_Exercise details_: Produce a verbatim copy of the entries listed below.

_Excerpted data_:
____
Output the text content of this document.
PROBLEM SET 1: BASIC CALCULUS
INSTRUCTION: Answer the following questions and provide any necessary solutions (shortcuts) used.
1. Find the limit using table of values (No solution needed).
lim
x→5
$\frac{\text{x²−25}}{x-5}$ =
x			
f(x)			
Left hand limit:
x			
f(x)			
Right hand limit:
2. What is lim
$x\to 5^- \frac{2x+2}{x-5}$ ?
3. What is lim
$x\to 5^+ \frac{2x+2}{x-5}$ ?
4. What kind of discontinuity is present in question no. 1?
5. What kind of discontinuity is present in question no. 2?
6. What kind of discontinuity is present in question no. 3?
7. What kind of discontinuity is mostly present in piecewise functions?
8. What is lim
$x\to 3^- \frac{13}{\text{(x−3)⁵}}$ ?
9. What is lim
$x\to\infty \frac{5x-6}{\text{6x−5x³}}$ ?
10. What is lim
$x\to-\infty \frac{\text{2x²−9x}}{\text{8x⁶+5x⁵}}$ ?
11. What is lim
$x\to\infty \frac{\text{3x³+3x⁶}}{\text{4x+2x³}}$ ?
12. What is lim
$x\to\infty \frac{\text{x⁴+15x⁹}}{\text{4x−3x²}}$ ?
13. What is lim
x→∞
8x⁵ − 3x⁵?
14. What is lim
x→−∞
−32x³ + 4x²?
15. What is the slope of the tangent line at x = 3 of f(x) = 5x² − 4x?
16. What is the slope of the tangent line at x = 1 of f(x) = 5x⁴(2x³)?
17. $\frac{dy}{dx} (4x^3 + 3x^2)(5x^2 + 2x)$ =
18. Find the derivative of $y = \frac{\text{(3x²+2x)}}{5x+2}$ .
____
_Task answer_:
Output the text content of this document.
PROBLEM SET 1: BASIC CALCULUS
INSTRUCTION: Answer the following questions and provide any necessary solutions (shortcuts) used.
1. Find the limit using table of values (No solution needed).
lim
x→5
$\frac{\text{x²−25}}{x-5}$ =
x			
f(x)			
Left hand limit:
x			
f(x)			
Right hand limit:
2. What is lim
$x\to 5^- \frac{2x+2}{x-5}$ ?
3. What is lim
$x\to 5^+ \frac{2x+2}{x-5}$ ?
4. What kind of discontinuity is present in question no. 1?
5. What kind of discontinuity is present in question no. 2?
6. What kind of discontinuity is present in question no. 3?
7. What kind of discontinuity is mostly present in piecewise functions?
8. What is lim
$x\to 3^- \frac{13}{\text{(x−3)⁵}}$ ?
9. What is lim
$x\to\infty \frac{5x-6}{\text{6x−5x³}}$ ?
10. What is lim
$x\to-\infty \frac{\text{2x²−9x}}{\text{8x⁶+5x⁵}}$ ?
11. What is lim
$x\to\infty \frac{\text{3x³+3x⁶}}{\text{4x+2x³}}$ ?
12. What is lim
$x\to\infty \frac{\text{x⁴+15x⁹}}{\text{4x−3x²}}$ ?
13. What is lim
x→∞
8x⁵ − 3x⁵?
14. What is lim
x→−∞
−32x³ + 4x²?
15. What is the slope of the tangent line at x = 3 of f(x) = 5x² − 4x?
16. What is the slope of the tangent line at x = 1 of f(x) = 5x⁴(2x³)?
17. $\frac{dy}{dx} (4x^3 + 3x^2)(5x^2 + 2x)$ =
18. Find the derivative of $y = \frac{\text{(3x²+2x)}}{5x+2}$ .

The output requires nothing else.